What the task asks — Give only the number of lines that include the string "JSON".

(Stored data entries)
^^^^
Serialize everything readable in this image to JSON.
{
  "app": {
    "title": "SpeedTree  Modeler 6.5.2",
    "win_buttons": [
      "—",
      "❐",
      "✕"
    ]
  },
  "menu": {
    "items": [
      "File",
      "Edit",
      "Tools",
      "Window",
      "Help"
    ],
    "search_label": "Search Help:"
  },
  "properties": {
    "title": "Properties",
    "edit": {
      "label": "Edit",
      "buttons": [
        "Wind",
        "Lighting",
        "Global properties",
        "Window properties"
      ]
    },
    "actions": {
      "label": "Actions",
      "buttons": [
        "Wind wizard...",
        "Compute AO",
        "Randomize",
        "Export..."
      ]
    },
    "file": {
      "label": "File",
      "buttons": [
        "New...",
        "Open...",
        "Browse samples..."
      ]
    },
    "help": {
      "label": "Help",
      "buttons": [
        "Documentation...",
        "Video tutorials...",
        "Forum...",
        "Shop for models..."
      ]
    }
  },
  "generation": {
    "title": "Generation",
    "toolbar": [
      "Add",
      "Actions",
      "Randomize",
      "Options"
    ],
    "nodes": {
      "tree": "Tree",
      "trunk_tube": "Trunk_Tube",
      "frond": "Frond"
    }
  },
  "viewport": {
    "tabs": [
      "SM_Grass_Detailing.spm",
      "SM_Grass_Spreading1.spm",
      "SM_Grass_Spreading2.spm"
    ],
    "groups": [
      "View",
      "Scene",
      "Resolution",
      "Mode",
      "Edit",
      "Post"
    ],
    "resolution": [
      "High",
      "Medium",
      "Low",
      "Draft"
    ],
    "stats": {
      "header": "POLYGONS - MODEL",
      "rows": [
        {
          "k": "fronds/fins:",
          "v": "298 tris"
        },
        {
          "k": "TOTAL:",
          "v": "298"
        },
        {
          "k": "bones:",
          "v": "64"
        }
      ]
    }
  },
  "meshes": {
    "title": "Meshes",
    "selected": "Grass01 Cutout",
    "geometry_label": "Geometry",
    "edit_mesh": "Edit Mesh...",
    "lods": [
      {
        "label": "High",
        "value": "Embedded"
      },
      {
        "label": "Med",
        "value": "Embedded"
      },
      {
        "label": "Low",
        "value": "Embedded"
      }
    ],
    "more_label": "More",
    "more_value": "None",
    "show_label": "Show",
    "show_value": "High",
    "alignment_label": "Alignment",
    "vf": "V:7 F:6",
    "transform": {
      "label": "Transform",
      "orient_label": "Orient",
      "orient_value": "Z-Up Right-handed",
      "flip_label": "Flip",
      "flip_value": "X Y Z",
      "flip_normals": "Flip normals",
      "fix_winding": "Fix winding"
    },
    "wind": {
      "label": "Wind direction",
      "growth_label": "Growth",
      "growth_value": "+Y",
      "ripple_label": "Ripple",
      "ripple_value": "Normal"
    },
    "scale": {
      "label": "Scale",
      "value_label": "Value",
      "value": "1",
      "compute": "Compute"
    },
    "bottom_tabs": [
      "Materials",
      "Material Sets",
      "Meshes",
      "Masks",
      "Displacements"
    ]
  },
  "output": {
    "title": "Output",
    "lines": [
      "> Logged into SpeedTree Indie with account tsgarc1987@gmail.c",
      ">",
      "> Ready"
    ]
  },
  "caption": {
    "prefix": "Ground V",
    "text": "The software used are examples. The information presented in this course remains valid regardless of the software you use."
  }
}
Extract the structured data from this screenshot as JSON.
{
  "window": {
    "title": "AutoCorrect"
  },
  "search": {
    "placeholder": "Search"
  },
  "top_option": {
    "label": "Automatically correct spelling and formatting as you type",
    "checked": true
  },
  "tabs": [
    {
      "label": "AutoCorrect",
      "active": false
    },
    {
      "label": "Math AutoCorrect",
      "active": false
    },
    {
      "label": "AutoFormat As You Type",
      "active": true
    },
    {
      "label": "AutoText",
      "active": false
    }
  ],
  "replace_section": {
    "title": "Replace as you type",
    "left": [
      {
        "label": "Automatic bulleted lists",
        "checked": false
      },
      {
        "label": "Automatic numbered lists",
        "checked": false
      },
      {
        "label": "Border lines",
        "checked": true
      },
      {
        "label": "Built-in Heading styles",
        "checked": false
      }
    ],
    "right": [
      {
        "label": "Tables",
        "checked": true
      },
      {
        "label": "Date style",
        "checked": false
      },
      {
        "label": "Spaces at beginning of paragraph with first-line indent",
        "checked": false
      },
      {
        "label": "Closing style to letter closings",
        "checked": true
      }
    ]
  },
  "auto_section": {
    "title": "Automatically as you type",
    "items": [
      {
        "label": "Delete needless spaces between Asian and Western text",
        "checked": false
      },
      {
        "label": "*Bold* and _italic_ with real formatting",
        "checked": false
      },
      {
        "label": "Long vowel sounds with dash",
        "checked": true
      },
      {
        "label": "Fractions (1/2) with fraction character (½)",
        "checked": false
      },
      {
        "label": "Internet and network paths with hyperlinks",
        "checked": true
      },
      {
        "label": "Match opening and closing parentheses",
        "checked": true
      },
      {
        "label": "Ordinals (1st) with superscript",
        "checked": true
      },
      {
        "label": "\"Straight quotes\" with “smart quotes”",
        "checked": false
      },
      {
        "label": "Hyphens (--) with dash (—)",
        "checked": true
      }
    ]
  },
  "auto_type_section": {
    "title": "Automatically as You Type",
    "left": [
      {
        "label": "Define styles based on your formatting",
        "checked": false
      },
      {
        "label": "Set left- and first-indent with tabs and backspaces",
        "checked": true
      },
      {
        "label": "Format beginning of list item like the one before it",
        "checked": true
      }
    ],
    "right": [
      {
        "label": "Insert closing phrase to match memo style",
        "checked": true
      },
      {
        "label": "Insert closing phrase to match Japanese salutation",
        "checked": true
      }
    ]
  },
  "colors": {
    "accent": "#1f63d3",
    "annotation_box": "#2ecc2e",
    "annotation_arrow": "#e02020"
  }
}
^^^^
Result below — 2